▸ Given exercise
Answer with nothing but a number: how many lines include the word "由材料可知"?

▸ Records for the task
_ _ _

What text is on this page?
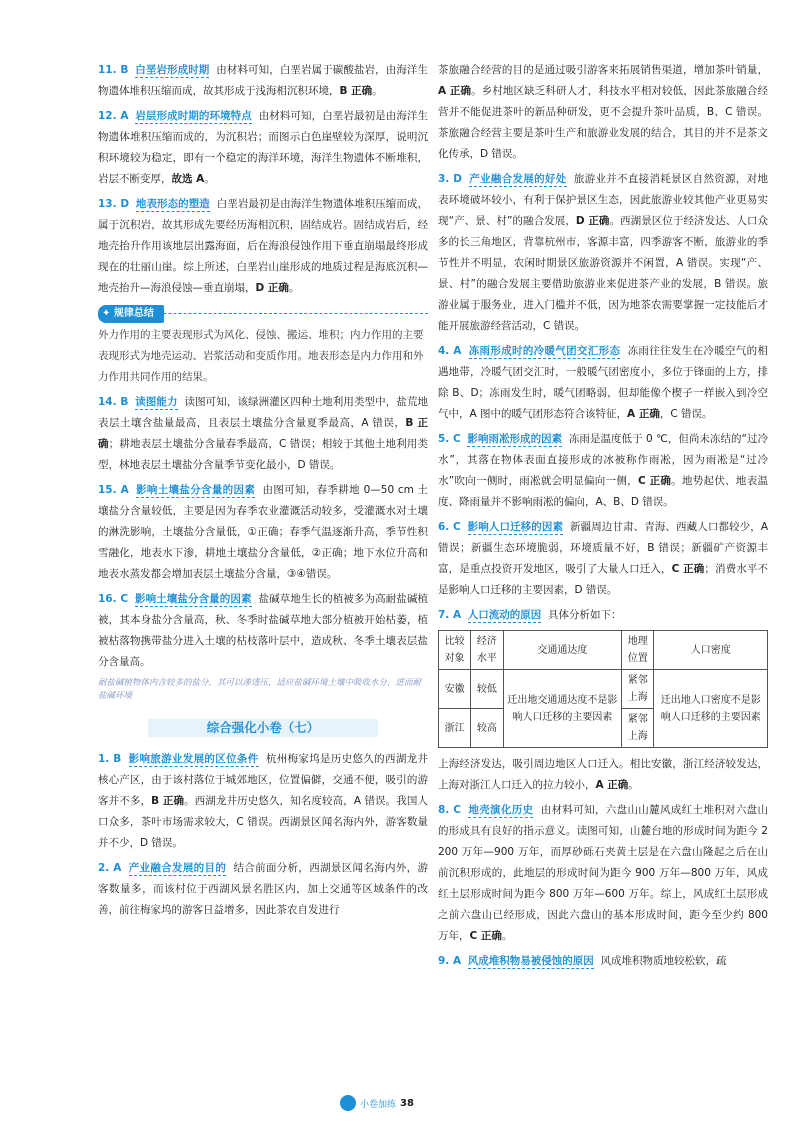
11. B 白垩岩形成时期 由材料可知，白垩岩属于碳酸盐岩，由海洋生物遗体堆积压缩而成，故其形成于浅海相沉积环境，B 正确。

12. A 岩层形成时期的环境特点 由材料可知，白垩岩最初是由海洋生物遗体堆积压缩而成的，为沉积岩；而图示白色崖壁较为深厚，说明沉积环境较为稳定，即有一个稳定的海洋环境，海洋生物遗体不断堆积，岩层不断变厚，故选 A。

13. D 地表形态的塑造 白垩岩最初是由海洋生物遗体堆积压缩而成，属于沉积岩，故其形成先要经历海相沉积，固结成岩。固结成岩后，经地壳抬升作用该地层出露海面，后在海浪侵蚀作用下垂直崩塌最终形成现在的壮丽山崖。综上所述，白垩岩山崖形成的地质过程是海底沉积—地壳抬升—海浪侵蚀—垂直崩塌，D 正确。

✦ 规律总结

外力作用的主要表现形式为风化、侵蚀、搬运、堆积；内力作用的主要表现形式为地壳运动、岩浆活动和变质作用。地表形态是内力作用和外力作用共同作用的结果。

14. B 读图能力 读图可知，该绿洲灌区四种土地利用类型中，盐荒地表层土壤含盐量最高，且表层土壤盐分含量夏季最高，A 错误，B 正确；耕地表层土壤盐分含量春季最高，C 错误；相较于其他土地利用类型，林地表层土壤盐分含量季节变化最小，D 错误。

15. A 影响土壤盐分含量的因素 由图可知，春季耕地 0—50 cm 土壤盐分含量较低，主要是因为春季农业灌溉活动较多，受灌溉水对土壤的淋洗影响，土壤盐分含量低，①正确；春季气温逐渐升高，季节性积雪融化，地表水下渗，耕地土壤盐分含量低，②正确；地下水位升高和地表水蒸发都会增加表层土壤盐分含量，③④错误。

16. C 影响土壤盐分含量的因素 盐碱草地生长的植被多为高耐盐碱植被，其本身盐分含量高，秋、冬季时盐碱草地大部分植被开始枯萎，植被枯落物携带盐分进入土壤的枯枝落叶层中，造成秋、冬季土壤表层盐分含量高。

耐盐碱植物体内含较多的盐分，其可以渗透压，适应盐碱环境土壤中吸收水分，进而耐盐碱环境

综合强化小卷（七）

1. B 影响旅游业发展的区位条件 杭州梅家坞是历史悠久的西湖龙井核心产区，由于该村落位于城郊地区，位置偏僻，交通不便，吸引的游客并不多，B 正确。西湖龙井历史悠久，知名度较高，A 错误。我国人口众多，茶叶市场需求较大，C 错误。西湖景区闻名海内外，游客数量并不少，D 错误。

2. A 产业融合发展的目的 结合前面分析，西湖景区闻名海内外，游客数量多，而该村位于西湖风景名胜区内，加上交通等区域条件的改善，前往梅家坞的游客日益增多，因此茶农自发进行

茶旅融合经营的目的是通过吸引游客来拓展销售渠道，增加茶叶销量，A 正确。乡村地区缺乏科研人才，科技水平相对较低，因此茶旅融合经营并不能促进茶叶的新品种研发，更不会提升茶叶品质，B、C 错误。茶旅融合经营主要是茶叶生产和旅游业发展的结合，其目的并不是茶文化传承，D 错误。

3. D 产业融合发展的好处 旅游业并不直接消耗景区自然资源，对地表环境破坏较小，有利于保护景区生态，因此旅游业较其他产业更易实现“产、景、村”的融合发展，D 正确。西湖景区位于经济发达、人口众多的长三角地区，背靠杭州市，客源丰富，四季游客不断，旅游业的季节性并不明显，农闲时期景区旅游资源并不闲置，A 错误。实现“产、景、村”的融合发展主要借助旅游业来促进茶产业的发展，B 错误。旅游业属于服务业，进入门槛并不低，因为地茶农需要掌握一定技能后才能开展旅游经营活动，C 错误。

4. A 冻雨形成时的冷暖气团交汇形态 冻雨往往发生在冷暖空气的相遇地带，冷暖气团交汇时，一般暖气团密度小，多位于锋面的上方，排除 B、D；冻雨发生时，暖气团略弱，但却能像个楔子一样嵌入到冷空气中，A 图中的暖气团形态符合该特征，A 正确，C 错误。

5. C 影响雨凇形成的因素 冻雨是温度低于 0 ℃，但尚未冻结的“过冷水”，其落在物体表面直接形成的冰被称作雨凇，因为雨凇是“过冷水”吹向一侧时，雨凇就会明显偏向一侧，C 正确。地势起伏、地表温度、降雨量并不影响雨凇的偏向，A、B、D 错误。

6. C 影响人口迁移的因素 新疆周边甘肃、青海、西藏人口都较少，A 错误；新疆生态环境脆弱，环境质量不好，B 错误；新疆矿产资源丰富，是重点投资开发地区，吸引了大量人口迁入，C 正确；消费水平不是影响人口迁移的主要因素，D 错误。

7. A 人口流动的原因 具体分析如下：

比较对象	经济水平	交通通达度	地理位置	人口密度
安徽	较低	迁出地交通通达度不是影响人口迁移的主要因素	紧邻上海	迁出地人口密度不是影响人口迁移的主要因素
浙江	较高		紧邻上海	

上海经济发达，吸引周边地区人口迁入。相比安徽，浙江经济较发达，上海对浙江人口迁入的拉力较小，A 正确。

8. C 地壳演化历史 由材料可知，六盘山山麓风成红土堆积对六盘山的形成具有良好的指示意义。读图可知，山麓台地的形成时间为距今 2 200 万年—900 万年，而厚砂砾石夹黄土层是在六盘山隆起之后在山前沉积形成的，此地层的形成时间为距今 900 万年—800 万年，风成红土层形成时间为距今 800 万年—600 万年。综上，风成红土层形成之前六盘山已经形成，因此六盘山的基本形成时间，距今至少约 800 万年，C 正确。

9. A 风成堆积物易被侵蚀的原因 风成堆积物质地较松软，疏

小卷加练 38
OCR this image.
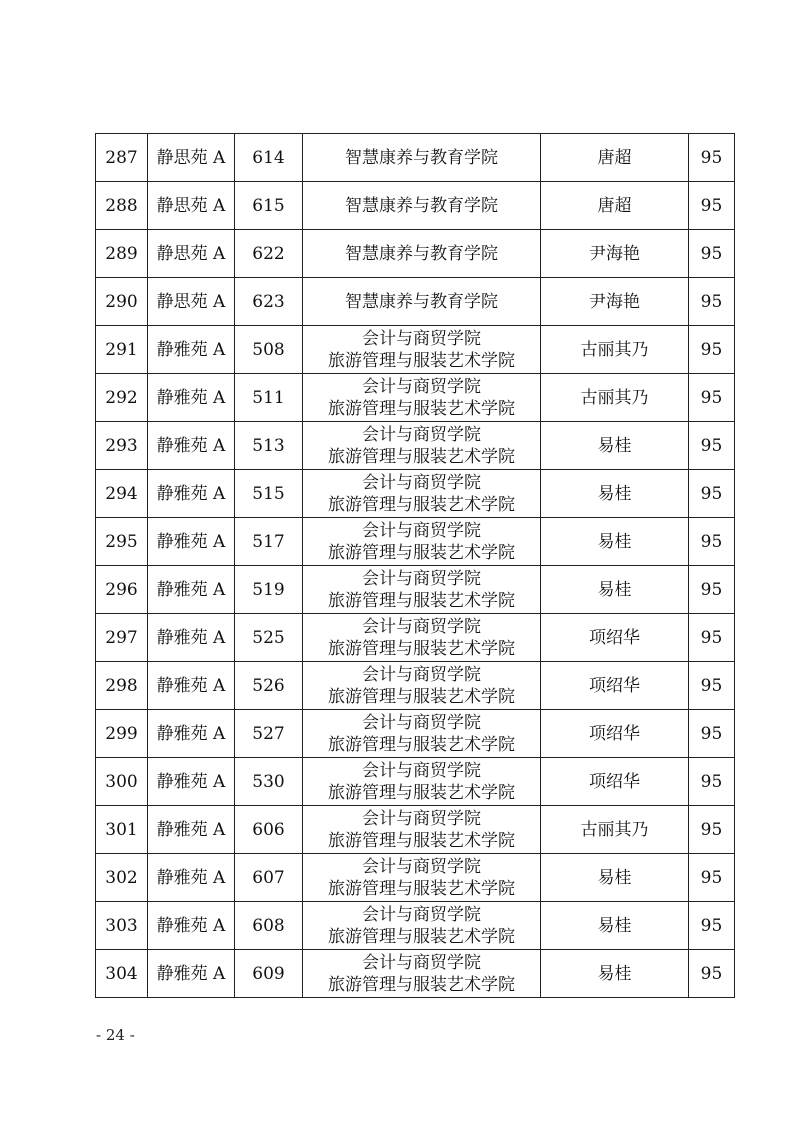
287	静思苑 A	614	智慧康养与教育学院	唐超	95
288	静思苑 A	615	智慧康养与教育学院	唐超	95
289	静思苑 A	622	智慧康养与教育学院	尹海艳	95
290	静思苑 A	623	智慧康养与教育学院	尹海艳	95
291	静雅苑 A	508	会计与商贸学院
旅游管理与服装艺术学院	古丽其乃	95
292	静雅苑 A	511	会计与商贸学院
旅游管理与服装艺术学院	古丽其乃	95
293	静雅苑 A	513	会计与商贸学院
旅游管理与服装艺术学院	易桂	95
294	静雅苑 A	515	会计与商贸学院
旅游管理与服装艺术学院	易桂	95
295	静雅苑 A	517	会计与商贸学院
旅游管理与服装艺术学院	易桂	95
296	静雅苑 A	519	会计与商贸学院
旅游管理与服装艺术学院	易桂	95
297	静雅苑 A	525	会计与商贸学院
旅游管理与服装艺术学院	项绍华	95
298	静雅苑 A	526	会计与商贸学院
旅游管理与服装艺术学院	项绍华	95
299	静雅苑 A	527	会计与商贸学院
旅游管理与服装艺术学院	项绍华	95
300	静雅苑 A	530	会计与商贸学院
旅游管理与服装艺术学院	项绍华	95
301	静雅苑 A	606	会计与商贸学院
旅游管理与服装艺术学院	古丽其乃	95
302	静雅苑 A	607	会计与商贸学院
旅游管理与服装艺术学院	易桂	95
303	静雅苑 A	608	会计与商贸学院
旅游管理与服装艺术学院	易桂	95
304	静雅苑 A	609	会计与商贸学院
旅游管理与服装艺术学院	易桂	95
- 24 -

_ _ _

▸ Answer to the problem
3